◆ **Task**:
Exactly reproduce the lines from the one holding "What data was" through the final line of the listing below, with both ends included and nothing else.
=-=-=-=-=
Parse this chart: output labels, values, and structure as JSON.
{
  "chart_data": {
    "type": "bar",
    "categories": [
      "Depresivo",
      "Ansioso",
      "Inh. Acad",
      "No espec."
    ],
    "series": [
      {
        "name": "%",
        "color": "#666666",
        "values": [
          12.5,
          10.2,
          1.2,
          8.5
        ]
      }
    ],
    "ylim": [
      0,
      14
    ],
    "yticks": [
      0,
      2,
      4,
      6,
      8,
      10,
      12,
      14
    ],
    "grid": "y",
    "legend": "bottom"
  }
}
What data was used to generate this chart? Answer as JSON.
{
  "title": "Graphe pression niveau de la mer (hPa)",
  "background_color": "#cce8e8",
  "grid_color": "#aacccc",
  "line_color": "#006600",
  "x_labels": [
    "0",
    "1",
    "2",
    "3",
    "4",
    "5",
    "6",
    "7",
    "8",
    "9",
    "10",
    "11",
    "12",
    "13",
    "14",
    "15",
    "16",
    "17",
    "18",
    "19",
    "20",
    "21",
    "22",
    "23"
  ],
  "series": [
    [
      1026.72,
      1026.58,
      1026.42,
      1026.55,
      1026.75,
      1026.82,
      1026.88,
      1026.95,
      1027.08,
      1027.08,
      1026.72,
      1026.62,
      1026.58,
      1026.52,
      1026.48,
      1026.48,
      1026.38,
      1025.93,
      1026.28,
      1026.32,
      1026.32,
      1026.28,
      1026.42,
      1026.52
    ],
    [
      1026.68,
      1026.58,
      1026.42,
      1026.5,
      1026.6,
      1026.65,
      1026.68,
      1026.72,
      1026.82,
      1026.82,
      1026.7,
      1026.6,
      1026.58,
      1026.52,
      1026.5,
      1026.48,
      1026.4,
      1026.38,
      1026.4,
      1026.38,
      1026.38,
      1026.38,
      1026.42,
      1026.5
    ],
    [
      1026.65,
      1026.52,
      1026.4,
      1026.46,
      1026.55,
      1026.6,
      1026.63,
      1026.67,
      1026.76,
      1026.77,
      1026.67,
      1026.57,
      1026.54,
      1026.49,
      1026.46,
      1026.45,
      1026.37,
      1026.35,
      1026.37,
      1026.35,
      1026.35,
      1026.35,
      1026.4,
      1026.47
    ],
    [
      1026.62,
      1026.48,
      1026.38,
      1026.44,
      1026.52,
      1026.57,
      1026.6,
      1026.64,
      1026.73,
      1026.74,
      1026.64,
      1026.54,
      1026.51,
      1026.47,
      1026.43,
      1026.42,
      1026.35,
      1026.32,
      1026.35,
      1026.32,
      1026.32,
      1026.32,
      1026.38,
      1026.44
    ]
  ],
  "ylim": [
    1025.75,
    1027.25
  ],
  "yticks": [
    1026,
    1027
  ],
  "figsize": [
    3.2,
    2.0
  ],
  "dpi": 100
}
=-=-=-=-=
◆ **Right answer**:
What data was used to generate this chart? Answer as JSON.
{
  "title": "Graphe pression niveau de la mer (hPa)",
  "background_color": "#cce8e8",
  "grid_color": "#aacccc",
  "line_color": "#006600",
  "x_labels": [
    "0",
    "1",
    "2",
    "3",
    "4",
    "5",
    "6",
    "7",
    "8",
    "9",
    "10",
    "11",
    "12",
    "13",
    "14",
    "15",
    "16",
    "17",
    "18",
    "19",
    "20",
    "21",
    "22",
    "23"
  ],
  "series": [
    [
      1026.72,
      1026.58,
      1026.42,
      1026.55,
      1026.75,
      1026.82,
      1026.88,
      1026.95,
      1027.08,
      1027.08,
      1026.72,
      1026.62,
      1026.58,
      1026.52,
      1026.48,
      1026.48,
      1026.38,
      1025.93,
      1026.28,
      1026.32,
      1026.32,
      1026.28,
      1026.42,
      1026.52
    ],
    [
      1026.68,
      1026.58,
      1026.42,
      1026.5,
      1026.6,
      1026.65,
      1026.68,
      1026.72,
      1026.82,
      1026.82,
      1026.7,
      1026.6,
      1026.58,
      1026.52,
      1026.5,
      1026.48,
      1026.4,
      1026.38,
      1026.4,
      1026.38,
      1026.38,
      1026.38,
      1026.42,
      1026.5
    ],
    [
      1026.65,
      1026.52,
      1026.4,
      1026.46,
      1026.55,
      1026.6,
      1026.63,
      1026.67,
      1026.76,
      1026.77,
      1026.67,
      1026.57,
      1026.54,
      1026.49,
      1026.46,
      1026.45,
      1026.37,
      1026.35,
      1026.37,
      1026.35,
      1026.35,
      1026.35,
      1026.4,
      1026.47
    ],
    [
      1026.62,
      1026.48,
      1026.38,
      1026.44,
      1026.52,
      1026.57,
      1026.6,
      1026.64,
      1026.73,
      1026.74,
      1026.64,
      1026.54,
      1026.51,
      1026.47,
      1026.43,
      1026.42,
      1026.35,
      1026.32,
      1026.35,
      1026.32,
      1026.32,
      1026.32,
      1026.38,
      1026.44
    ]
  ],
  "ylim": [
    1025.75,
    1027.25
  ],
  "yticks": [
    1026,
    1027
  ],
  "figsize": [
    3.2,
    2.0
  ],
  "dpi": 100
}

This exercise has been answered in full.